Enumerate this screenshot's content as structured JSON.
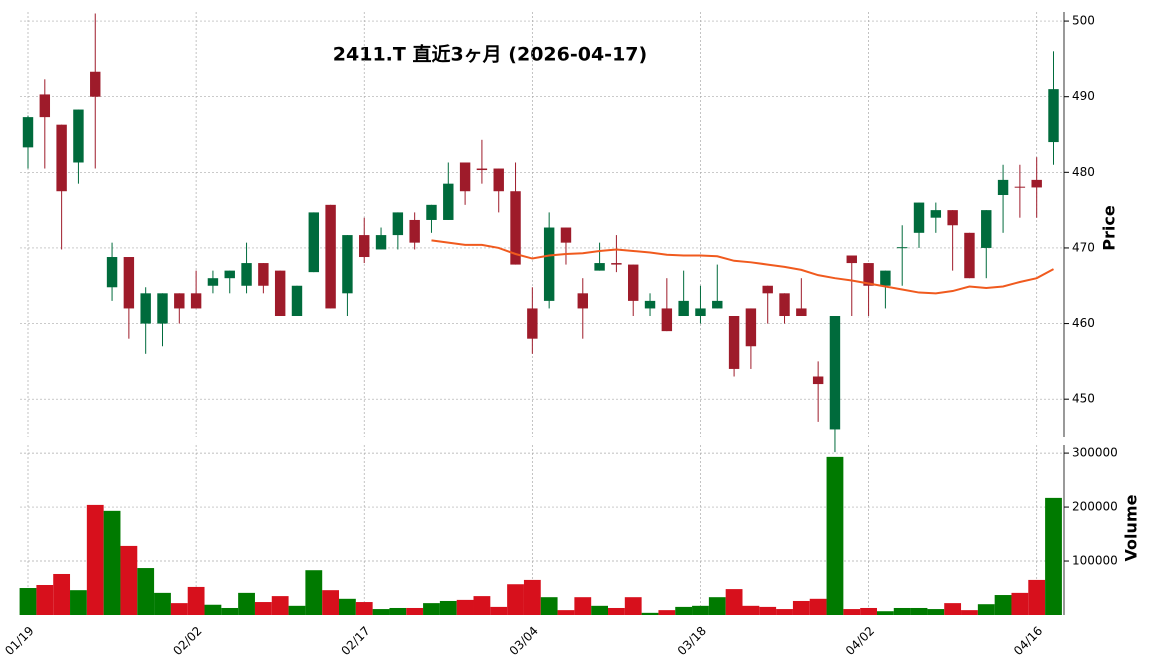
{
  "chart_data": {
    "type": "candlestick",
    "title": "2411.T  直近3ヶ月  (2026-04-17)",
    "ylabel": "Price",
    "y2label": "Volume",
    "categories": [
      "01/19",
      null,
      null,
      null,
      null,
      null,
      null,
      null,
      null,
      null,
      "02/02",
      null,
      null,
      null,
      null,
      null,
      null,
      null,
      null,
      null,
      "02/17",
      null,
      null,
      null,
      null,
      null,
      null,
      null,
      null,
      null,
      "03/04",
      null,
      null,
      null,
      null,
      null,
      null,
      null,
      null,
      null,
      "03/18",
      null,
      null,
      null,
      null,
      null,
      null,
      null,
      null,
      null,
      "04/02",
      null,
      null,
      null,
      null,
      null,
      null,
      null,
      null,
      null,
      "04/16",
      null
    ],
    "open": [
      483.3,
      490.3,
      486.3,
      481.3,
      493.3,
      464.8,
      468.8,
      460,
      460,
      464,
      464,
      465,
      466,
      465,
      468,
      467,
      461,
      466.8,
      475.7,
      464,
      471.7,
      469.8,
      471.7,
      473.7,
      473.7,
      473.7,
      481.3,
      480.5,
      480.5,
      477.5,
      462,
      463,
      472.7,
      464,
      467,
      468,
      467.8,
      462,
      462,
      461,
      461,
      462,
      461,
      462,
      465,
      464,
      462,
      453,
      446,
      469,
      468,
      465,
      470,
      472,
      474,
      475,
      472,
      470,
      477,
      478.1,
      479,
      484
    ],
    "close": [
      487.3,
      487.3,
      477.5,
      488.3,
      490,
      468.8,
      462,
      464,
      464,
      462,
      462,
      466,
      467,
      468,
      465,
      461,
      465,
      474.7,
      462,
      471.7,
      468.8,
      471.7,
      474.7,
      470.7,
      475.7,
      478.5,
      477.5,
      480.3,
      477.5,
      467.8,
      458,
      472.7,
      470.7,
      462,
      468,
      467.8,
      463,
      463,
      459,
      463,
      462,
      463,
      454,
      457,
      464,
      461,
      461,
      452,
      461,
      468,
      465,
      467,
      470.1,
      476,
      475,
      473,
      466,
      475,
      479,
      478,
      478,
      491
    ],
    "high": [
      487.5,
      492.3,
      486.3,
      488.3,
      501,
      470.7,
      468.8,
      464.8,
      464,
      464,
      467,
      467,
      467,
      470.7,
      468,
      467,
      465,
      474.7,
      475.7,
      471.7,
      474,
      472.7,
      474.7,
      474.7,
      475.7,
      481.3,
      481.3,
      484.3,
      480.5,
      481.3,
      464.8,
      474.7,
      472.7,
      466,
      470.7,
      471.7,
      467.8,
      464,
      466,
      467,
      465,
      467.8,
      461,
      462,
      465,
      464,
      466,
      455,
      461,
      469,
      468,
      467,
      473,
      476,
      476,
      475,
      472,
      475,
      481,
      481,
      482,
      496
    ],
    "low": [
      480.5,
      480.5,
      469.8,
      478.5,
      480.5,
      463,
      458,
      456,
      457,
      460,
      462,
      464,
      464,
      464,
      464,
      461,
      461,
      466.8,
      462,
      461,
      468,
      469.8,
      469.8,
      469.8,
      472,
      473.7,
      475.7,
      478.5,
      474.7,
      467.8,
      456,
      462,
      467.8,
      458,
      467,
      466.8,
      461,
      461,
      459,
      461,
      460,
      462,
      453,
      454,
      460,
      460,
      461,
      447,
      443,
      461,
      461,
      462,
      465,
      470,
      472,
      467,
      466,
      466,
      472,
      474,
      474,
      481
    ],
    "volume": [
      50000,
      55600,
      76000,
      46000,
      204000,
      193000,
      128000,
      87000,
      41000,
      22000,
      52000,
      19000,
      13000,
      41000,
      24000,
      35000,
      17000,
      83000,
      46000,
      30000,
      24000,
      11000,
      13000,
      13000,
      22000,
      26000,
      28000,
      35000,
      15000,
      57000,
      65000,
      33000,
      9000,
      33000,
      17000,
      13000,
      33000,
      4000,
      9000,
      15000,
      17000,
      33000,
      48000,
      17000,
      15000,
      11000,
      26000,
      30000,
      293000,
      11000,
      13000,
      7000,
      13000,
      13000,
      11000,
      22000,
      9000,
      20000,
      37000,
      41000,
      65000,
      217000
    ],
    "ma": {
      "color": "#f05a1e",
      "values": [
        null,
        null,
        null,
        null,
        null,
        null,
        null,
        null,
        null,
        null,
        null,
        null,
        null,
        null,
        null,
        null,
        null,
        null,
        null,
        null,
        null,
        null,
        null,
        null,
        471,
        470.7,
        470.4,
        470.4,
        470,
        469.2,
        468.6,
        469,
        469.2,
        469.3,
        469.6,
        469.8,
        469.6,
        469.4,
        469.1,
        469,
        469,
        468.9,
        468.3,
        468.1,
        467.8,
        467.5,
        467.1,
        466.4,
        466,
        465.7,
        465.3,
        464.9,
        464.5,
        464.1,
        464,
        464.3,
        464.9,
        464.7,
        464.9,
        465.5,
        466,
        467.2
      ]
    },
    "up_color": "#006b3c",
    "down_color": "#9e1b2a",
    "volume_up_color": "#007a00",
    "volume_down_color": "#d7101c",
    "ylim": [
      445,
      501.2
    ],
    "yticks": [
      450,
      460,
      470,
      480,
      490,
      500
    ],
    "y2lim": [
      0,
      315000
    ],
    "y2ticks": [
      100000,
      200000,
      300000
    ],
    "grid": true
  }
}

•••••

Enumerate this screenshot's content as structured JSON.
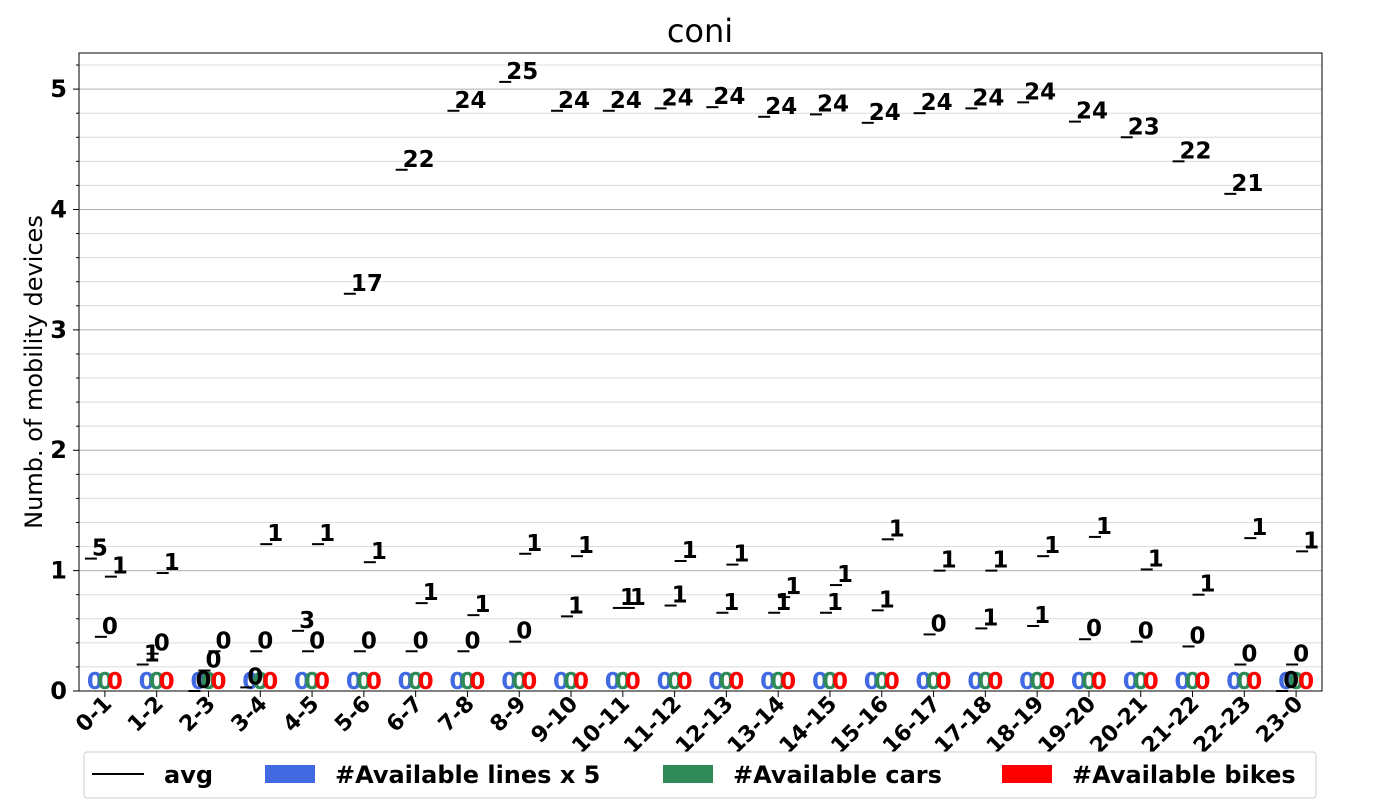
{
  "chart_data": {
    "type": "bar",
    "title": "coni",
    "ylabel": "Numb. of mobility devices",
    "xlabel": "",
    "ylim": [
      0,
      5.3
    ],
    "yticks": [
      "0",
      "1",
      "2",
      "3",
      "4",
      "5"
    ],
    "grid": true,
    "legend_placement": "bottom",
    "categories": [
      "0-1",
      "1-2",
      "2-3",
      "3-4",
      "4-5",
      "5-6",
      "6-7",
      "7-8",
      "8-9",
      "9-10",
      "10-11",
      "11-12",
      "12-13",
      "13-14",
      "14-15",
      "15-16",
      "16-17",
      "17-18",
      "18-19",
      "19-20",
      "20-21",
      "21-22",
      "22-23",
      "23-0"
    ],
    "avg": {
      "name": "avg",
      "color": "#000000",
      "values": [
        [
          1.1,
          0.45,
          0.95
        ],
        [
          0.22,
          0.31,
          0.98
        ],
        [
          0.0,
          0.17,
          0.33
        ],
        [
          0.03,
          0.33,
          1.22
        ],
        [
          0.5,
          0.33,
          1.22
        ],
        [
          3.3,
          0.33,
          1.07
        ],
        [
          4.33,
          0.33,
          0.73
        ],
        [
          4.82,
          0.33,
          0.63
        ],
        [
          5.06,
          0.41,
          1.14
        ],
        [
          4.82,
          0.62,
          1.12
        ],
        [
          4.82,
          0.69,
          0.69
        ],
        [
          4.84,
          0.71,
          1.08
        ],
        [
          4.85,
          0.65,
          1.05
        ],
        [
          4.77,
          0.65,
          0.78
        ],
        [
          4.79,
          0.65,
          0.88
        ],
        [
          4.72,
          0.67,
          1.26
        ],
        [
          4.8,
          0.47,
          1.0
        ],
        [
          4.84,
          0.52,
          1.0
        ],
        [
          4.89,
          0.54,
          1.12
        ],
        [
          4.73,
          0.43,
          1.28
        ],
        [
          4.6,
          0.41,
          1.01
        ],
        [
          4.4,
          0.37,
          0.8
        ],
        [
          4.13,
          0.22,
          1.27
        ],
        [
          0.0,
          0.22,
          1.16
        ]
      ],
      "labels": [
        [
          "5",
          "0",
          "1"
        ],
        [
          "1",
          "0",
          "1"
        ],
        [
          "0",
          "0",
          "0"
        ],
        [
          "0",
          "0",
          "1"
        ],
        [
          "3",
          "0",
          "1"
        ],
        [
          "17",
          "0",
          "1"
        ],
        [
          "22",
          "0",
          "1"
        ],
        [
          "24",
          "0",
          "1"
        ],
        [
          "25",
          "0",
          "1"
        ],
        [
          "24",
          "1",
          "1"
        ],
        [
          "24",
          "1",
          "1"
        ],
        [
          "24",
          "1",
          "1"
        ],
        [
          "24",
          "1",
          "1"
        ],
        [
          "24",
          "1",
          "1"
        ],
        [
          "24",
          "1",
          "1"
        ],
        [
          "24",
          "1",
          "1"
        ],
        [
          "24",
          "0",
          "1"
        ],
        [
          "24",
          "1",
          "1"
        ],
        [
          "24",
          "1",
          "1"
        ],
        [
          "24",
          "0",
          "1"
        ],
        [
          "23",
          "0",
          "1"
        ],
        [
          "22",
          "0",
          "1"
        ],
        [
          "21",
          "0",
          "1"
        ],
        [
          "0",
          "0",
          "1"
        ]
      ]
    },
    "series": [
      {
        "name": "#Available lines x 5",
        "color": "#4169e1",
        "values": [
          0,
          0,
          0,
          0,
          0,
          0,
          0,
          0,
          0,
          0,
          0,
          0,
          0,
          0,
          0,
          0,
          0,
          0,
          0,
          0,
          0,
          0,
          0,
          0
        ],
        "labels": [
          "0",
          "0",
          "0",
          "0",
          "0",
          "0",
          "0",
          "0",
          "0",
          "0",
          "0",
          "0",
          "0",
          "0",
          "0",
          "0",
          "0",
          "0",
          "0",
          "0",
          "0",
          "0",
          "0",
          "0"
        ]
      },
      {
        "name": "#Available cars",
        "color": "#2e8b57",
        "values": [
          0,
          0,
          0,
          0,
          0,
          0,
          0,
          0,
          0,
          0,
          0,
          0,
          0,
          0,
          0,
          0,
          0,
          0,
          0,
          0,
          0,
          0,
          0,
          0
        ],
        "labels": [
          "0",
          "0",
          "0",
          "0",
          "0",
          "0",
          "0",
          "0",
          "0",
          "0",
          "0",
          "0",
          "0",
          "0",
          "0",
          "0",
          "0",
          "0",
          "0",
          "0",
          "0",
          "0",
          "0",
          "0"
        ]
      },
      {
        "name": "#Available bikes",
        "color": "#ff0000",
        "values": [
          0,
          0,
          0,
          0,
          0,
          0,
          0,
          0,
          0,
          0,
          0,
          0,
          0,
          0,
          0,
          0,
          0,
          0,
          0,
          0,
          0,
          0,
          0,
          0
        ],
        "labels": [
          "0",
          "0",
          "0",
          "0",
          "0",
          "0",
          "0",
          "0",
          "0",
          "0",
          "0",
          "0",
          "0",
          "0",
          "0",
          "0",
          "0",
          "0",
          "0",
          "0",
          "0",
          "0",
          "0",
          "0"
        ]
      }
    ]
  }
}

•••••

GIVEN INSTRUCTION>
Every line of the listing that holds "name" should be found and copied.

TASK SOLUTION>
      "name": "avg",
        "name": "#Available lines x 5",
        "name": "#Available cars",
        "name": "#Available bikes",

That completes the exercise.